TASK DATA>
-------
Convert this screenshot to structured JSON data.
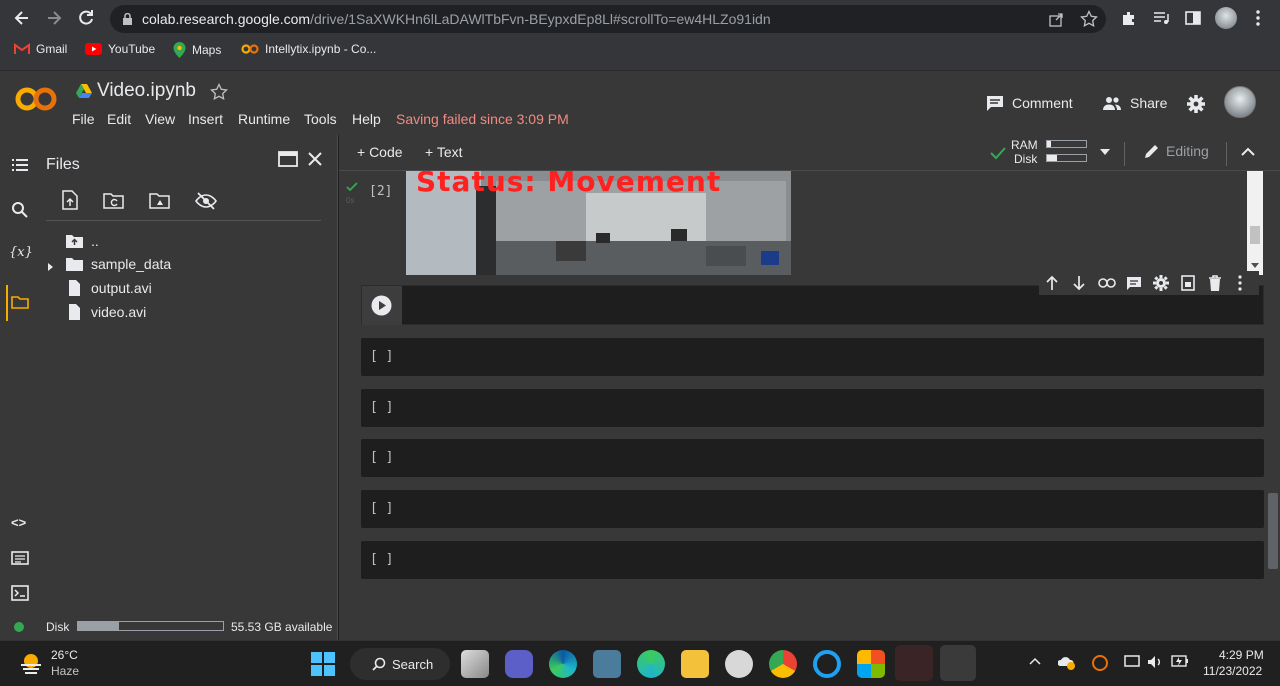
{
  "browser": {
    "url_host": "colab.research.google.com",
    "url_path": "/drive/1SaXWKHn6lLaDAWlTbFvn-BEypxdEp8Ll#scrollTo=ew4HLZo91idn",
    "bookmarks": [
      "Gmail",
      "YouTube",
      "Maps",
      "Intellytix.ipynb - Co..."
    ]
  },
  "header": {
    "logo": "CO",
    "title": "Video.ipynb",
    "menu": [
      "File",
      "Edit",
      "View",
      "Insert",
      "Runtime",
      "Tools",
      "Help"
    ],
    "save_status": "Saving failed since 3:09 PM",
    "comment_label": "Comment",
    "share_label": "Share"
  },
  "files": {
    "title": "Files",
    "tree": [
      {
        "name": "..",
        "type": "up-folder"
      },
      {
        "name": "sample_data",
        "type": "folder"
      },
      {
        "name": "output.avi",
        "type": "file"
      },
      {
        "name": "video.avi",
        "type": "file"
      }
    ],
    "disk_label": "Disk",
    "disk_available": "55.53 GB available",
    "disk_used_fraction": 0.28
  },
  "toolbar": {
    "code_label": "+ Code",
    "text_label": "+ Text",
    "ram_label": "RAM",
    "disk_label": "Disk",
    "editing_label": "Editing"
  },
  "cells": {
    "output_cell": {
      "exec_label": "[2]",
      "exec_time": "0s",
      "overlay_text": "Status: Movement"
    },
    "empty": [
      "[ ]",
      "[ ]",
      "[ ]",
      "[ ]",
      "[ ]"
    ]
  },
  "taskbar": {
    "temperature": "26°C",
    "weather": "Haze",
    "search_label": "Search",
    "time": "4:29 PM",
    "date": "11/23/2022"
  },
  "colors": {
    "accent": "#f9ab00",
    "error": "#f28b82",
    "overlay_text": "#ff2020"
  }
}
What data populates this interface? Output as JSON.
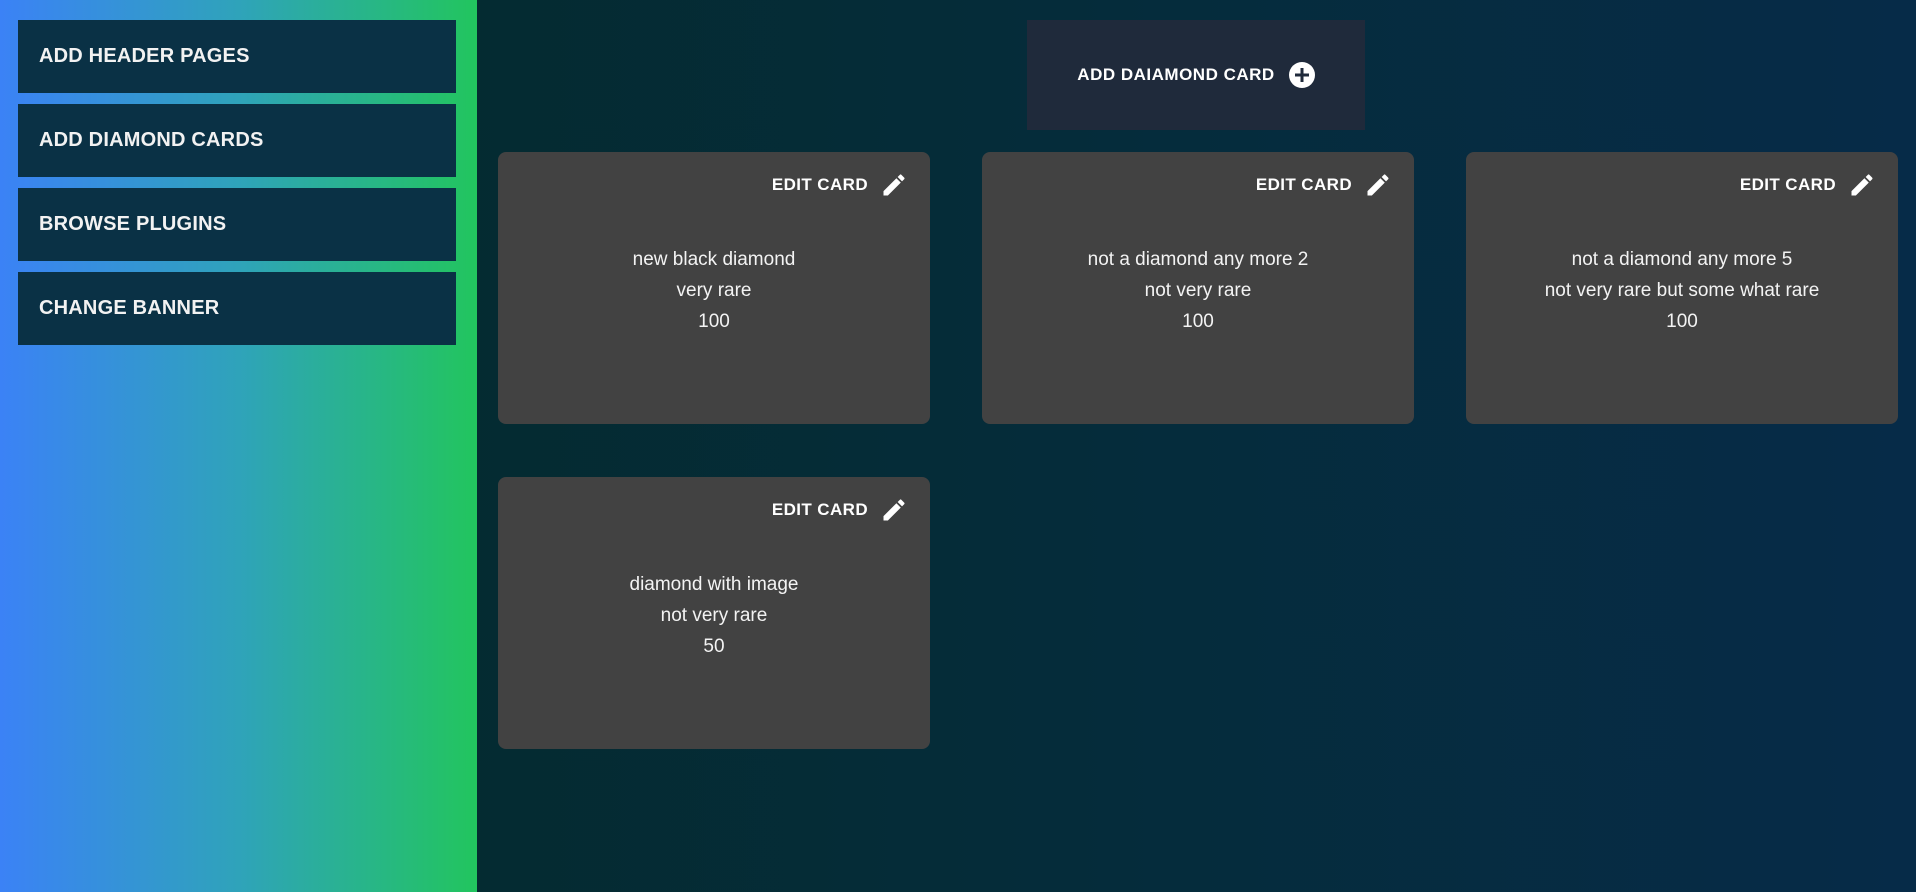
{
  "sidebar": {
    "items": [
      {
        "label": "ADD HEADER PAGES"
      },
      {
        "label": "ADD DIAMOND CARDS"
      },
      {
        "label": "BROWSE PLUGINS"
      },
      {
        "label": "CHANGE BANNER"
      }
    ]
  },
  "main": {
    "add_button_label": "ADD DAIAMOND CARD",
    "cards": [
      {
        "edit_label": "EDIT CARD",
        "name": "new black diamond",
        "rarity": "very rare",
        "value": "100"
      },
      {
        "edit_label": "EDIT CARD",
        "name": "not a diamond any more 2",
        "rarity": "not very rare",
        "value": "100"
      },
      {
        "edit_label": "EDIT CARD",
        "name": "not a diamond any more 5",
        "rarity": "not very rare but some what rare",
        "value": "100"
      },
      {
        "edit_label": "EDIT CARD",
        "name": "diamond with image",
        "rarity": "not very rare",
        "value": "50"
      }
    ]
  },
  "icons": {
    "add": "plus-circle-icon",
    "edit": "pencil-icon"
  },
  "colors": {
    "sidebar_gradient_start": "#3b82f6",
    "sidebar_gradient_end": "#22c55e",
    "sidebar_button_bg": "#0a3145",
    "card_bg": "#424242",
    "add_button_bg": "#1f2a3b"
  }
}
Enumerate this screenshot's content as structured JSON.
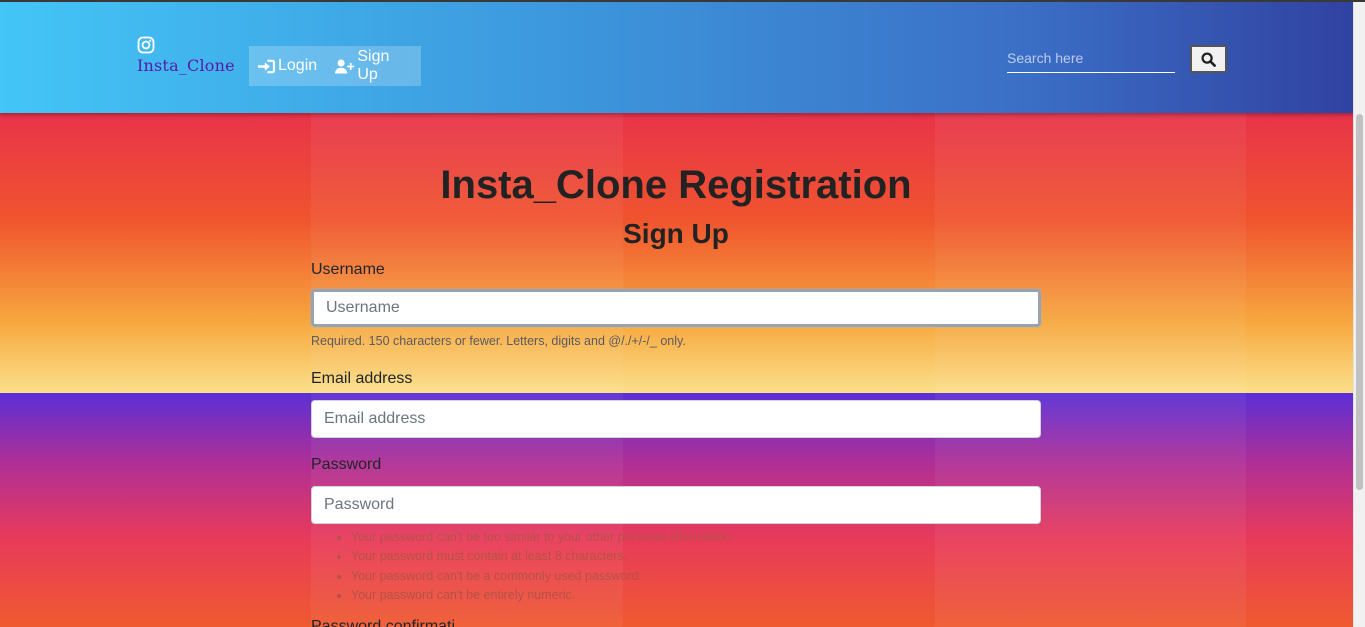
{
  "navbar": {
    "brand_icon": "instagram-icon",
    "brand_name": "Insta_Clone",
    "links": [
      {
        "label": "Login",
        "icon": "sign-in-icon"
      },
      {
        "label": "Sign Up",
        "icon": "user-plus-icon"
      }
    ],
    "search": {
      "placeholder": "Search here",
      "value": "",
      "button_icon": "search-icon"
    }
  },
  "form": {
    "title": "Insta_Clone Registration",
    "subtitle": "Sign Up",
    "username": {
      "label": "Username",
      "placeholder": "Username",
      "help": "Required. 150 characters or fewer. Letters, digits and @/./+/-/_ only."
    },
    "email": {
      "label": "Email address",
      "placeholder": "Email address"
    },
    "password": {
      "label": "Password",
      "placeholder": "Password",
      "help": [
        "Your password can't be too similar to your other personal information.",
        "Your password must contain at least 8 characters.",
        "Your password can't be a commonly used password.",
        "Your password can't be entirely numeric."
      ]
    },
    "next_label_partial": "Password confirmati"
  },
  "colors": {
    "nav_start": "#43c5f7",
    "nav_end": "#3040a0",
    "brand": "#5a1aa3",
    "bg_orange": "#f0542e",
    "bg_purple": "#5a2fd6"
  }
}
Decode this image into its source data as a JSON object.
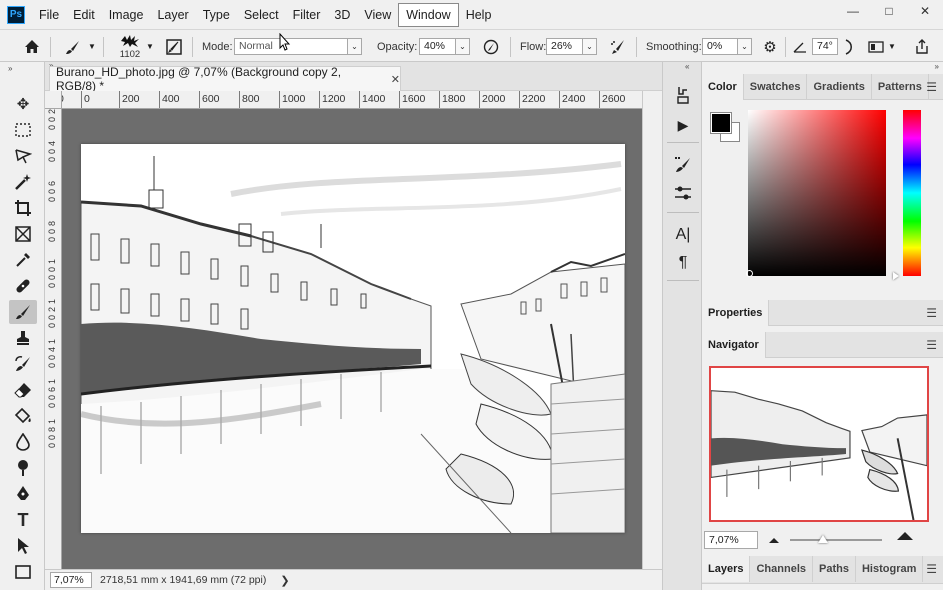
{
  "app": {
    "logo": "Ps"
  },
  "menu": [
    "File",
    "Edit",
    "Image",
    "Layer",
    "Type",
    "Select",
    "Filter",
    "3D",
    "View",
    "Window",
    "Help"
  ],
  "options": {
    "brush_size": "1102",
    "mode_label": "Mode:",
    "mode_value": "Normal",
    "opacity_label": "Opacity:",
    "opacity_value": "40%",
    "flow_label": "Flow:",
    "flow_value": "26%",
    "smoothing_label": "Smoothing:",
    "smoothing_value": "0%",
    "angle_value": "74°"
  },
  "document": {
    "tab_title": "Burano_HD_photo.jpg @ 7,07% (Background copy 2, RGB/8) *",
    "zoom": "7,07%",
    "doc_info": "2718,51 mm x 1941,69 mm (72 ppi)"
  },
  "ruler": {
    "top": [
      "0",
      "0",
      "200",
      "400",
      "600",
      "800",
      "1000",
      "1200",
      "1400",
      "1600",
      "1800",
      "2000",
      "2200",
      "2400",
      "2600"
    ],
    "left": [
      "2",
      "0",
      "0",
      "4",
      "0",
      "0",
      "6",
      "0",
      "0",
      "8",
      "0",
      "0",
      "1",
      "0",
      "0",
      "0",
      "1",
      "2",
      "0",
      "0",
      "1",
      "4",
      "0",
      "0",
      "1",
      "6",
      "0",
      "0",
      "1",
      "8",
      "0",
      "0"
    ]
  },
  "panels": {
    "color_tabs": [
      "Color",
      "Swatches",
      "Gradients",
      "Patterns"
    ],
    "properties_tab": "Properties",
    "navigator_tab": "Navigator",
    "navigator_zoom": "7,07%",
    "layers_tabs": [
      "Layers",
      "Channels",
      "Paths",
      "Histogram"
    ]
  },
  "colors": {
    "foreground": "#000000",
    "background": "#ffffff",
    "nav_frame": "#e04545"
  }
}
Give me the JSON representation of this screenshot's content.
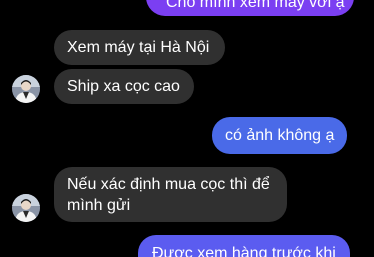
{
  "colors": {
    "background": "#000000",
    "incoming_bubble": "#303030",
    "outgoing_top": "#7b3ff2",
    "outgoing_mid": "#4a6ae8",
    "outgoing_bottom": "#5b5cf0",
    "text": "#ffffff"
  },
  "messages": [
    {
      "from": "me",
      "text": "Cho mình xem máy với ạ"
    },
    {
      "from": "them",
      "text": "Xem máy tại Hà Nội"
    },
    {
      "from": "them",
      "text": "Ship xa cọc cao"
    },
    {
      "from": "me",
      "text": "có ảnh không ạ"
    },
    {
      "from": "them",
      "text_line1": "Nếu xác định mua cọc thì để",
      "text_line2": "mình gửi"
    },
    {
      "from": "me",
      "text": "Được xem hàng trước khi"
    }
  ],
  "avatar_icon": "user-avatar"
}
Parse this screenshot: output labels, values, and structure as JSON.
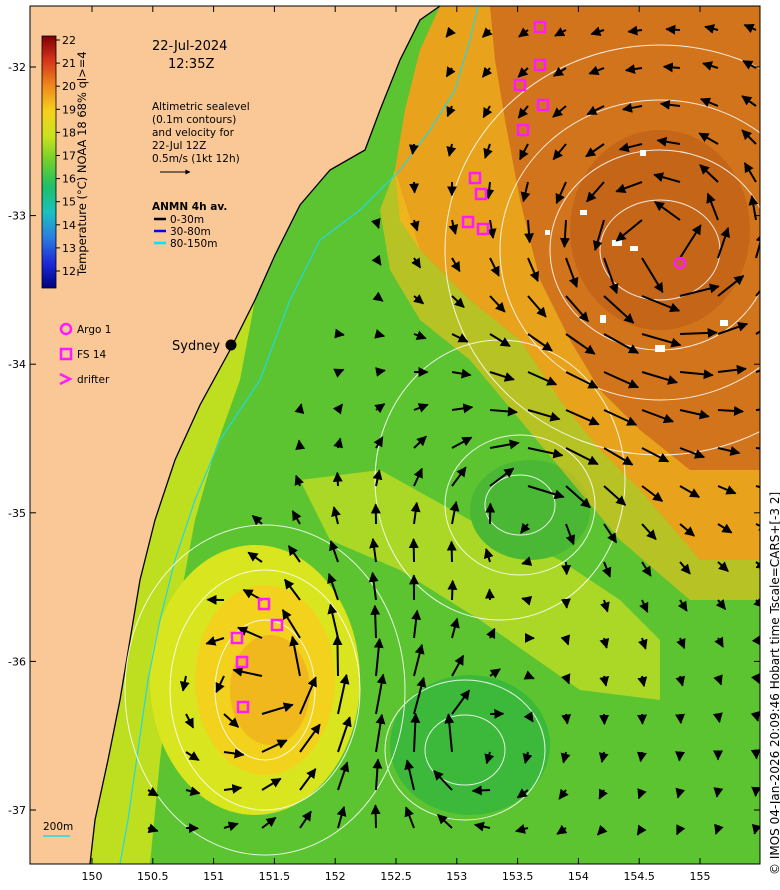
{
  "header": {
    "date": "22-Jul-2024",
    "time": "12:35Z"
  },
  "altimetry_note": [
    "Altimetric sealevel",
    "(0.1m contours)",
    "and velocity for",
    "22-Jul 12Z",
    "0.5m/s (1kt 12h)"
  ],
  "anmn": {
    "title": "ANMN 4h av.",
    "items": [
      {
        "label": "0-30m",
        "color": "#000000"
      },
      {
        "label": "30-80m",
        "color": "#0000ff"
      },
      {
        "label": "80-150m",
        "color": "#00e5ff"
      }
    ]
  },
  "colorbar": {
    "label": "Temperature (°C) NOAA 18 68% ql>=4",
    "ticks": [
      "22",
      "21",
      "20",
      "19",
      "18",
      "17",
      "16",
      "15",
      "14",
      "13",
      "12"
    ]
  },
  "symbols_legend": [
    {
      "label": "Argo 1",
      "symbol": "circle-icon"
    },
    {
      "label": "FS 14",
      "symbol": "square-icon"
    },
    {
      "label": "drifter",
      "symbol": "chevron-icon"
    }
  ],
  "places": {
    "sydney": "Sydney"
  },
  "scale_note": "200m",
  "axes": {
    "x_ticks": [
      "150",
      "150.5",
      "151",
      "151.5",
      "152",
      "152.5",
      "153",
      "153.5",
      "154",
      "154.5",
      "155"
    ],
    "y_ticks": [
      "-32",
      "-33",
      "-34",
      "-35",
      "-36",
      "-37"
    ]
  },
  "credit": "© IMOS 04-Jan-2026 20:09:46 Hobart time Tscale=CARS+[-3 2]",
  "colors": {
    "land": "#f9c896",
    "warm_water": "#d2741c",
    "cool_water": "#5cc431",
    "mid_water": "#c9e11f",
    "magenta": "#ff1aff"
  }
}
-------
TO BE DONE>
Scan the listing above for the word "plus" and copy every line that holds it.

TASK SOLUTION>
    "add": "plus-circle-icon",
        "icon": "user-plus-icon"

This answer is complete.